## Aim of the exercise
Please reproduce every record, keeping each one exactly as written.

— BEGIN —

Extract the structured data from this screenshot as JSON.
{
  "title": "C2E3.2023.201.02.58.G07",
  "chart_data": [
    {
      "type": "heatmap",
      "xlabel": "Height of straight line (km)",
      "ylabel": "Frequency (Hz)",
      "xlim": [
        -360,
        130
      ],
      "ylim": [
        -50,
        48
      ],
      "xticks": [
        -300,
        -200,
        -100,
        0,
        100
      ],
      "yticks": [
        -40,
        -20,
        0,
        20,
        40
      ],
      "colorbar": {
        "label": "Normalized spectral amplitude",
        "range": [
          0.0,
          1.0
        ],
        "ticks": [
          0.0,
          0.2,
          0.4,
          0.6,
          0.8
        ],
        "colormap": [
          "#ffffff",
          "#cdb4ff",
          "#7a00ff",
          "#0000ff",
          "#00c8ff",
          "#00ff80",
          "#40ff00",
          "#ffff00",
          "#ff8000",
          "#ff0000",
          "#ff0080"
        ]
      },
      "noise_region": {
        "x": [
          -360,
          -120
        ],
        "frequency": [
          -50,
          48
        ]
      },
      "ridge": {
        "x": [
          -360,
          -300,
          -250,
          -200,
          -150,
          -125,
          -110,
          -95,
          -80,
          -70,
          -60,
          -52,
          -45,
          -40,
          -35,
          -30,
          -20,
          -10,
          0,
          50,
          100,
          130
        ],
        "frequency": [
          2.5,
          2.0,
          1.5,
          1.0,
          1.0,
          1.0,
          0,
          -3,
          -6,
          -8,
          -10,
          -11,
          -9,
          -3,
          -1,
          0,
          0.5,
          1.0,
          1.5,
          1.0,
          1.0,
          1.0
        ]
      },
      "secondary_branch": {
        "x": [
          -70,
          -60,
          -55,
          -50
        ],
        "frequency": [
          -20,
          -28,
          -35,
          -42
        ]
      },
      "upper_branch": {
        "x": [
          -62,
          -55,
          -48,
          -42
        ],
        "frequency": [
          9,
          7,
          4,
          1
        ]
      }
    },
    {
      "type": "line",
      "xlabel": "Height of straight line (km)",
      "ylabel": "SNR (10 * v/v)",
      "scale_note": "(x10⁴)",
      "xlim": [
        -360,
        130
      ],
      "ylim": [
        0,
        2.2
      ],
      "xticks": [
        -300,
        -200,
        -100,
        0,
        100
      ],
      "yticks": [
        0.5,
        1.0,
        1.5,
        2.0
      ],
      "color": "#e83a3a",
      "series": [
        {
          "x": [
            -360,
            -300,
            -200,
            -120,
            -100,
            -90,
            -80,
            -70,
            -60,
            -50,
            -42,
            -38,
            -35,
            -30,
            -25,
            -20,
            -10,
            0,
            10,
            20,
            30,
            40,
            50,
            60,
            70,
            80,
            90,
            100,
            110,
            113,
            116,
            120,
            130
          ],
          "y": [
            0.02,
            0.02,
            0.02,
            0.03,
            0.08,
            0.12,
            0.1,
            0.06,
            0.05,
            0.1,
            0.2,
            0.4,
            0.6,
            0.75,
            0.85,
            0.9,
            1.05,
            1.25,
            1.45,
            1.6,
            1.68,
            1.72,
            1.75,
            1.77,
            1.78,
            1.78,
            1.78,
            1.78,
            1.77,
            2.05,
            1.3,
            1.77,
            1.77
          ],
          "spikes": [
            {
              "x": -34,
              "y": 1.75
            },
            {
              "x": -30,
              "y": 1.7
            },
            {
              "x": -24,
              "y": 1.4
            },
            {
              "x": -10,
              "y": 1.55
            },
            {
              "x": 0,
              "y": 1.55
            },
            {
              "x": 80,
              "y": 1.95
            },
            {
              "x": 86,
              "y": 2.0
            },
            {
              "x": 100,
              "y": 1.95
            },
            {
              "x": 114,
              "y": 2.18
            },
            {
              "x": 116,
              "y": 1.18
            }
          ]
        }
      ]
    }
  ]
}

— END —

## The response
Extract the structured data from this screenshot as JSON.
{
  "title": "C2E3.2023.201.02.58.G07",
  "chart_data": [
    {
      "type": "heatmap",
      "xlabel": "Height of straight line (km)",
      "ylabel": "Frequency (Hz)",
      "xlim": [
        -360,
        130
      ],
      "ylim": [
        -50,
        48
      ],
      "xticks": [
        -300,
        -200,
        -100,
        0,
        100
      ],
      "yticks": [
        -40,
        -20,
        0,
        20,
        40
      ],
      "colorbar": {
        "label": "Normalized spectral amplitude",
        "range": [
          0.0,
          1.0
        ],
        "ticks": [
          0.0,
          0.2,
          0.4,
          0.6,
          0.8
        ],
        "colormap": [
          "#ffffff",
          "#cdb4ff",
          "#7a00ff",
          "#0000ff",
          "#00c8ff",
          "#00ff80",
          "#40ff00",
          "#ffff00",
          "#ff8000",
          "#ff0000",
          "#ff0080"
        ]
      },
      "noise_region": {
        "x": [
          -360,
          -120
        ],
        "frequency": [
          -50,
          48
        ]
      },
      "ridge": {
        "x": [
          -360,
          -300,
          -250,
          -200,
          -150,
          -125,
          -110,
          -95,
          -80,
          -70,
          -60,
          -52,
          -45,
          -40,
          -35,
          -30,
          -20,
          -10,
          0,
          50,
          100,
          130
        ],
        "frequency": [
          2.5,
          2.0,
          1.5,
          1.0,
          1.0,
          1.0,
          0,
          -3,
          -6,
          -8,
          -10,
          -11,
          -9,
          -3,
          -1,
          0,
          0.5,
          1.0,
          1.5,
          1.0,
          1.0,
          1.0
        ]
      },
      "secondary_branch": {
        "x": [
          -70,
          -60,
          -55,
          -50
        ],
        "frequency": [
          -20,
          -28,
          -35,
          -42
        ]
      },
      "upper_branch": {
        "x": [
          -62,
          -55,
          -48,
          -42
        ],
        "frequency": [
          9,
          7,
          4,
          1
        ]
      }
    },
    {
      "type": "line",
      "xlabel": "Height of straight line (km)",
      "ylabel": "SNR (10 * v/v)",
      "scale_note": "(x10⁴)",
      "xlim": [
        -360,
        130
      ],
      "ylim": [
        0,
        2.2
      ],
      "xticks": [
        -300,
        -200,
        -100,
        0,
        100
      ],
      "yticks": [
        0.5,
        1.0,
        1.5,
        2.0
      ],
      "color": "#e83a3a",
      "series": [
        {
          "x": [
            -360,
            -300,
            -200,
            -120,
            -100,
            -90,
            -80,
            -70,
            -60,
            -50,
            -42,
            -38,
            -35,
            -30,
            -25,
            -20,
            -10,
            0,
            10,
            20,
            30,
            40,
            50,
            60,
            70,
            80,
            90,
            100,
            110,
            113,
            116,
            120,
            130
          ],
          "y": [
            0.02,
            0.02,
            0.02,
            0.03,
            0.08,
            0.12,
            0.1,
            0.06,
            0.05,
            0.1,
            0.2,
            0.4,
            0.6,
            0.75,
            0.85,
            0.9,
            1.05,
            1.25,
            1.45,
            1.6,
            1.68,
            1.72,
            1.75,
            1.77,
            1.78,
            1.78,
            1.78,
            1.78,
            1.77,
            2.05,
            1.3,
            1.77,
            1.77
          ],
          "spikes": [
            {
              "x": -34,
              "y": 1.75
            },
            {
              "x": -30,
              "y": 1.7
            },
            {
              "x": -24,
              "y": 1.4
            },
            {
              "x": -10,
              "y": 1.55
            },
            {
              "x": 0,
              "y": 1.55
            },
            {
              "x": 80,
              "y": 1.95
            },
            {
              "x": 86,
              "y": 2.0
            },
            {
              "x": 100,
              "y": 1.95
            },
            {
              "x": 114,
              "y": 2.18
            },
            {
              "x": 116,
              "y": 1.18
            }
          ]
        }
      ]
    }
  ]
}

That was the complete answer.